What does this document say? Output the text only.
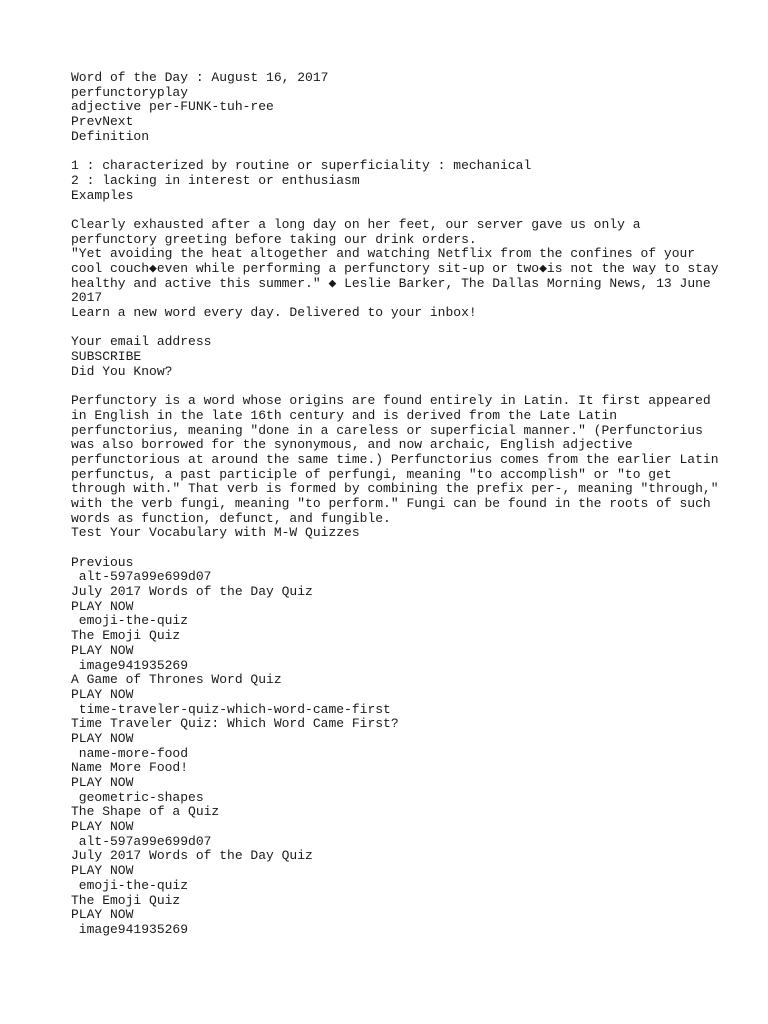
Word of the Day : August 16, 2017
perfunctoryplay
adjective per-FUNK-tuh-ree
PrevNext
Definition
1 : characterized by routine or superficiality : mechanical
2 : lacking in interest or enthusiasm
Examples
Clearly exhausted after a long day on her feet, our server gave us only a
perfunctory greeting before taking our drink orders.
"Yet avoiding the heat altogether and watching Netflix from the confines of your
cool couch◆even while performing a perfunctory sit-up or two◆is not the way to stay
healthy and active this summer." ◆ Leslie Barker, The Dallas Morning News, 13 June
2017
Learn a new word every day. Delivered to your inbox!
Your email address
SUBSCRIBE
Did You Know?
Perfunctory is a word whose origins are found entirely in Latin. It first appeared
in English in the late 16th century and is derived from the Late Latin
perfunctorius, meaning "done in a careless or superficial manner." (Perfunctorius
was also borrowed for the synonymous, and now archaic, English adjective
perfunctorious at around the same time.) Perfunctorius comes from the earlier Latin
perfunctus, a past participle of perfungi, meaning "to accomplish" or "to get
through with." That verb is formed by combining the prefix per-, meaning "through,"
with the verb fungi, meaning "to perform." Fungi can be found in the roots of such
words as function, defunct, and fungible.
Test Your Vocabulary with M-W Quizzes
Previous
alt-597a99e699d07
July 2017 Words of the Day Quiz
PLAY NOW
emoji-the-quiz
The Emoji Quiz
PLAY NOW
image941935269
A Game of Thrones Word Quiz
PLAY NOW
time-traveler-quiz-which-word-came-first
Time Traveler Quiz: Which Word Came First?
PLAY NOW
name-more-food
Name More Food!
PLAY NOW
geometric-shapes
The Shape of a Quiz
PLAY NOW
alt-597a99e699d07
July 2017 Words of the Day Quiz
PLAY NOW
emoji-the-quiz
The Emoji Quiz
PLAY NOW
image941935269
---
● EXERCISE TASK: Each record must be quoted in full and exactly. Do not include the pictures.

● TASK ANSWER:
What does this document say? Output the text only.
Word of the Day : August 16, 2017
perfunctoryplay
adjective per-FUNK-tuh-ree
PrevNext
Definition
1 : characterized by routine or superficiality : mechanical
2 : lacking in interest or enthusiasm
Examples
Clearly exhausted after a long day on her feet, our server gave us only a
perfunctory greeting before taking our drink orders.
"Yet avoiding the heat altogether and watching Netflix from the confines of your
cool couch◆even while performing a perfunctory sit-up or two◆is not the way to stay
healthy and active this summer." ◆ Leslie Barker, The Dallas Morning News, 13 June
2017
Learn a new word every day. Delivered to your inbox!
Your email address
SUBSCRIBE
Did You Know?
Perfunctory is a word whose origins are found entirely in Latin. It first appeared
in English in the late 16th century and is derived from the Late Latin
perfunctorius, meaning "done in a careless or superficial manner." (Perfunctorius
was also borrowed for the synonymous, and now archaic, English adjective
perfunctorious at around the same time.) Perfunctorius comes from the earlier Latin
perfunctus, a past participle of perfungi, meaning "to accomplish" or "to get
through with." That verb is formed by combining the prefix per-, meaning "through,"
with the verb fungi, meaning "to perform." Fungi can be found in the roots of such
words as function, defunct, and fungible.
Test Your Vocabulary with M-W Quizzes
Previous
alt-597a99e699d07
July 2017 Words of the Day Quiz
PLAY NOW
emoji-the-quiz
The Emoji Quiz
PLAY NOW
image941935269
A Game of Thrones Word Quiz
PLAY NOW
time-traveler-quiz-which-word-came-first
Time Traveler Quiz: Which Word Came First?
PLAY NOW
name-more-food
Name More Food!
PLAY NOW
geometric-shapes
The Shape of a Quiz
PLAY NOW
alt-597a99e699d07
July 2017 Words of the Day Quiz
PLAY NOW
emoji-the-quiz
The Emoji Quiz
PLAY NOW
image941935269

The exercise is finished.